* [DESCRIPTION OF THE TASK]
Continue the passage on King Kong and the Bumble from Rudolph, starting right after its last sentence.

* [DOCUMENT SEGMENT]
Of course, King Kong is a work of paleo-fiction, specifically the ‘Lost World’ sub-genre and as a result retains elements of the colonialist worldview which gave rise to the literary and cinematic tradition of stories concerning white explorers traveling to distant exotic lands where – unlike back home – “time stands still” and primitive beasts and people exist in Eden-like bliss; or at least until our intrepid adventures decide it’s their god given right to run roughshod over the place killing and/or capturing the animals and conquering the indigenous inhabitants.
As Barr writes in his book The Kaijū Film (2016), Rudolph’s Bumble is no exception to this tradition as we see the fearsome Snowman “is not only outwitted by the gathered cast” but also reduced to literal “toothless subservience” and subsequently put “to work decorating Christmas trees” in Santa’s workshop. Truly a sad fate for any once ferocious Christmas monster.
But in more recent years the Bumble’s kith and kin appear to be getting their revenge!

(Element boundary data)
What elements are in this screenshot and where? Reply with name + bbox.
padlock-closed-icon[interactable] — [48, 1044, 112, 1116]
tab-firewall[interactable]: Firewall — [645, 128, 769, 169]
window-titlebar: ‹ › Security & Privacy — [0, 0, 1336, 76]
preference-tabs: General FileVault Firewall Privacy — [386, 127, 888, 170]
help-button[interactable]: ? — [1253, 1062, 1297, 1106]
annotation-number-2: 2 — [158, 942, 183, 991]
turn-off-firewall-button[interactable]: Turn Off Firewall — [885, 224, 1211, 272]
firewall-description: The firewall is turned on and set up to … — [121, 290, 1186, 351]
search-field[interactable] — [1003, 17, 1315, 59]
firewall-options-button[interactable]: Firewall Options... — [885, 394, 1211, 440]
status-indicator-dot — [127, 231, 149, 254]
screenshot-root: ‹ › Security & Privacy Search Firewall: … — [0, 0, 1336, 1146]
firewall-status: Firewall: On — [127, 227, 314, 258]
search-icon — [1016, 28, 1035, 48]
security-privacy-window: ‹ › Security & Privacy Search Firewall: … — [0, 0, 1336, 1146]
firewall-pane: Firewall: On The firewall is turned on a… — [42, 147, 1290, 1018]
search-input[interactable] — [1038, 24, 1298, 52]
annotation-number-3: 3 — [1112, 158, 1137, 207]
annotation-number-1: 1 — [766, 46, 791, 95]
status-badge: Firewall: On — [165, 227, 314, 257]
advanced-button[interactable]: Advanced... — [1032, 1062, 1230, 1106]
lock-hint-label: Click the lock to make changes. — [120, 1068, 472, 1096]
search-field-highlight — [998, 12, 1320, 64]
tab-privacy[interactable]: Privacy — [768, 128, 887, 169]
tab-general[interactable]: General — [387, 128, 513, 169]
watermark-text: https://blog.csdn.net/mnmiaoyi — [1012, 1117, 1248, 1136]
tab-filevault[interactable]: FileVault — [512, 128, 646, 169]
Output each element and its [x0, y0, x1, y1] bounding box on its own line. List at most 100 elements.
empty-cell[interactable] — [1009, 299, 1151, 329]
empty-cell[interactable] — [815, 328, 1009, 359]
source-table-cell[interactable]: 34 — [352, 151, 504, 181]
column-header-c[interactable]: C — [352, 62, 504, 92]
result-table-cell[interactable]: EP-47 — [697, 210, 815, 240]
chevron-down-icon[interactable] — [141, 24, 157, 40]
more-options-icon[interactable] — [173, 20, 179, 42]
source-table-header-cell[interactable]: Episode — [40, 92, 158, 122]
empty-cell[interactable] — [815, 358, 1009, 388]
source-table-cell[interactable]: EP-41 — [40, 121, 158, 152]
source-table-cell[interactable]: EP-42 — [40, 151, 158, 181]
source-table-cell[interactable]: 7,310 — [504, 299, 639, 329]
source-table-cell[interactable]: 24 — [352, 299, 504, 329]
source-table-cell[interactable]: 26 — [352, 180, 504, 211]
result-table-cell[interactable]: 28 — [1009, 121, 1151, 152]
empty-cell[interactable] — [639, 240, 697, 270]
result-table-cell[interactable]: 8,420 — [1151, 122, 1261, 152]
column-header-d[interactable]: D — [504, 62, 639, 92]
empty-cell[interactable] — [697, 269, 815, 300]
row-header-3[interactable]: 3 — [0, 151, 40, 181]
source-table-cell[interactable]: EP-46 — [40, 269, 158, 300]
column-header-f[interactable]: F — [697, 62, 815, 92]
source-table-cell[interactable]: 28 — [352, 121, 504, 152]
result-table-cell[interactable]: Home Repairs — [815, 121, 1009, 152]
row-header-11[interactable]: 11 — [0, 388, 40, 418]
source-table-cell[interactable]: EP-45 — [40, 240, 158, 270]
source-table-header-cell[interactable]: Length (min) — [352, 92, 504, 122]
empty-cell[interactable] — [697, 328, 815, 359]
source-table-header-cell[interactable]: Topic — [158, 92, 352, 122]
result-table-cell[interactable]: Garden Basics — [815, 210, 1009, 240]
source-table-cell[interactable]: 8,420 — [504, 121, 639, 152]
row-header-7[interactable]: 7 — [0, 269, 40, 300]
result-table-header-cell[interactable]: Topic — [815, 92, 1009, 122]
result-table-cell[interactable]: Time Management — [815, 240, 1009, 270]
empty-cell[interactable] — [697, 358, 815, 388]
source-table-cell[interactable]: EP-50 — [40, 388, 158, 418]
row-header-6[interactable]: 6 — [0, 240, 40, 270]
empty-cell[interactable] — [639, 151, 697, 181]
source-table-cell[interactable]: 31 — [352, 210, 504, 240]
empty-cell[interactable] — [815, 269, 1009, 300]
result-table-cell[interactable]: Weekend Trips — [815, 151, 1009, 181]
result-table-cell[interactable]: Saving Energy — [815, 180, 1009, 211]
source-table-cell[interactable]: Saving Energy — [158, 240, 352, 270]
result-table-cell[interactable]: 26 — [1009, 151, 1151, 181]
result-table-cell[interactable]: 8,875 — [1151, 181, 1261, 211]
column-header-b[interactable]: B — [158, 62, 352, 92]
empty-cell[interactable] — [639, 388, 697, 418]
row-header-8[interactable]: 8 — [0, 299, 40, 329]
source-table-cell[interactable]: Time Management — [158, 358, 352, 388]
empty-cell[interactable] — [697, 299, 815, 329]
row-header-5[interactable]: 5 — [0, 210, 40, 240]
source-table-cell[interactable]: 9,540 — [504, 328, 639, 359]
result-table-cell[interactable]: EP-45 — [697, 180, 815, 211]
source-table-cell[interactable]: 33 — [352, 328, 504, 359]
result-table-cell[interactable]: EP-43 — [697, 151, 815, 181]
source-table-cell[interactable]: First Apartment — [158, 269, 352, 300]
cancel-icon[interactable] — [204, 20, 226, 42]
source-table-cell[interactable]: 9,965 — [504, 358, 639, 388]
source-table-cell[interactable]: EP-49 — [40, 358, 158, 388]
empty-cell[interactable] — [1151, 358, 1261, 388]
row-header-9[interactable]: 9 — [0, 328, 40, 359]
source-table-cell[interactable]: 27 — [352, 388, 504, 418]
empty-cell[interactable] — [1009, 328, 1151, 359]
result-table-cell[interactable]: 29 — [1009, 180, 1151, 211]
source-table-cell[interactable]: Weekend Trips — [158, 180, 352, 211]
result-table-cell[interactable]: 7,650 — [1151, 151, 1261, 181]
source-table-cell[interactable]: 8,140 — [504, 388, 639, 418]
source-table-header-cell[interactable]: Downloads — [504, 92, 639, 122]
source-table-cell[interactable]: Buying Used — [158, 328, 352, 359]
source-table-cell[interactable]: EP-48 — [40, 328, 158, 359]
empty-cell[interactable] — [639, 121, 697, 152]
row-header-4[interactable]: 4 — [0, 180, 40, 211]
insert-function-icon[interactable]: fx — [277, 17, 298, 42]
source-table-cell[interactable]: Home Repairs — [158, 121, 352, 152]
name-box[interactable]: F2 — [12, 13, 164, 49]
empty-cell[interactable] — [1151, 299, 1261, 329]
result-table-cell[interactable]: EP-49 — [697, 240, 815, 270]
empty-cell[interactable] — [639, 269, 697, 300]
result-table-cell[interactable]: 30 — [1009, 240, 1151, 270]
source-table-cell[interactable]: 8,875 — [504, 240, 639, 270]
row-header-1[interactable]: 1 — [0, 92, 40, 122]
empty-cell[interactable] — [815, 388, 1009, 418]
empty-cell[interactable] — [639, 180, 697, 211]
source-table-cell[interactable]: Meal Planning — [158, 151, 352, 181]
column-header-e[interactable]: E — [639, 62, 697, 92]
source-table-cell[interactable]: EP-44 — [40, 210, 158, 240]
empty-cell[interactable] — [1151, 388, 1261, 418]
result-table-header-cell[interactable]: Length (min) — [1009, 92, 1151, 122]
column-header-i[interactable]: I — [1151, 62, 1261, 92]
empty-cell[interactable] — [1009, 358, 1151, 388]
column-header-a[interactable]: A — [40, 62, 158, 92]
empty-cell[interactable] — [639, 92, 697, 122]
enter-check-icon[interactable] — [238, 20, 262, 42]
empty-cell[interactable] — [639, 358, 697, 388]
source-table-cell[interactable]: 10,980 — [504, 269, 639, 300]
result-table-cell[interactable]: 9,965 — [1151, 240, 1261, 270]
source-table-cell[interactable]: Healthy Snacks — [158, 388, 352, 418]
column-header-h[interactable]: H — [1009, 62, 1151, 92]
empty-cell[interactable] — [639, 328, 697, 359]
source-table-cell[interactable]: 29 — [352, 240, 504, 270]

* [FINAL RESULT]
This leads us to our second possible point of origin for the modern Christmas Bigfoot; researcher Phyllis Siefker’s 1997 tome Santa Claus, Last of the Wild Men. Here Siefker challenges the conventional notion that America’s Santa Claus is merely a modified version of Europe’s St. Nicholas. After all, asks Siefker, why would Protestant immigrants to the New World bring with them the tradition of an extremely popular Catholic saint? As an alternative explanation Siefker proposes that Santa – with his great beard, furry coat, and habit of nocturnal prowling – is really based upon the ancient pre-Christian figure of the Wildman as outlined in such excellent scholarly works as Richard Bernheimer’s Wild Men in the Middle Ages (1952) and Roger Bartra’s Wild Men in the Looking Glass: The Mythic Origins of the European Otherness (1994).
The idea that Santa isn’t actually a “right jolly old elf” and instead a hairy, savage Bigfoot-like monster must have been at least part of Finnish filmmaker Jalmari Helander’s inspiration for his fantastically bizarre 2010 film Rare Exports: A Christmas Tale in which plucky child protagonist Pietari discovers that “the Coca- Cola Santa is just a hoax” while the actual Kris Kringle is a Kong-sized goat-horned monster who “tears naughty kids to pieces” until “not even their skeletons are left.” Unfortunately for Pietari and his friends, a rich oil tycoon from America – possibly inspired by real-life American oil tycoon Tom Slick (d. 1962) who spent much of his fortune hunting for Bigfoot and the Yeti – has come to unseal the tomb buried beneath the Korvatunturi mountain range where the Saami people imprisoned Santa long ago.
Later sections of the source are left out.